Goal of the exercise: What follows is a set of records, each of which is to be written out exactly.

Source data:
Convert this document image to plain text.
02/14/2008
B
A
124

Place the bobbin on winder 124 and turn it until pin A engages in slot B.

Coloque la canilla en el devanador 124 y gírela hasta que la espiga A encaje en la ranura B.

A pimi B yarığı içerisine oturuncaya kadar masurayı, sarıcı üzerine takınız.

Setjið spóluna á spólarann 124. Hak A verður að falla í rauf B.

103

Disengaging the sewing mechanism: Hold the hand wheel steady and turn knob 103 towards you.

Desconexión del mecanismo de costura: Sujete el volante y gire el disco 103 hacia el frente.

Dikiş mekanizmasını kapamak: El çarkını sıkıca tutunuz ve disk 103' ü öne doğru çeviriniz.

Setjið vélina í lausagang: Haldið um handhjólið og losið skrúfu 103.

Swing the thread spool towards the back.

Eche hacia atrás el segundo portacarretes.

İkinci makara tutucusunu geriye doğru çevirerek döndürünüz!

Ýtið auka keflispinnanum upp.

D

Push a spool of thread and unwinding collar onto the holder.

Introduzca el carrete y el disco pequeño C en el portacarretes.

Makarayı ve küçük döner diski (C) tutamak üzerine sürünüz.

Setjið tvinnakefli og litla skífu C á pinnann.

The response:
Convert this document image to plain text.
02/14/2008
B
A
124

Place the bobbin on winder 124 and turn it until pin A engages in slot B.

Coloque la canilla en el devanador 124 y gírela hasta que la espiga A encaje en la ranura B.

A pimi B yarığı içerisine oturuncaya kadar masurayı, sarıcı üzerine takınız.

Setjið spóluna á spólarann 124. Hak A verður að falla í rauf B.

103

Disengaging the sewing mechanism: Hold the hand wheel steady and turn knob 103 towards you.

Desconexión del mecanismo de costura: Sujete el volante y gire el disco 103 hacia el frente.

Dikiş mekanizmasını kapamak: El çarkını sıkıca tutunuz ve disk 103' ü öne doğru çeviriniz.

Setjið vélina í lausagang: Haldið um handhjólið og losið skrúfu 103.

Swing the thread spool towards the back.

Eche hacia atrás el segundo portacarretes.

İkinci makara tutucusunu geriye doğru çevirerek döndürünüz!

Ýtið auka keflispinnanum upp.

D

Push a spool of thread and unwinding collar onto the holder.

Introduzca el carrete y el disco pequeño C en el portacarretes.

Makarayı ve küçük döner diski (C) tutamak üzerine sürünüz.

Setjið tvinnakefli og litla skífu C á pinnann.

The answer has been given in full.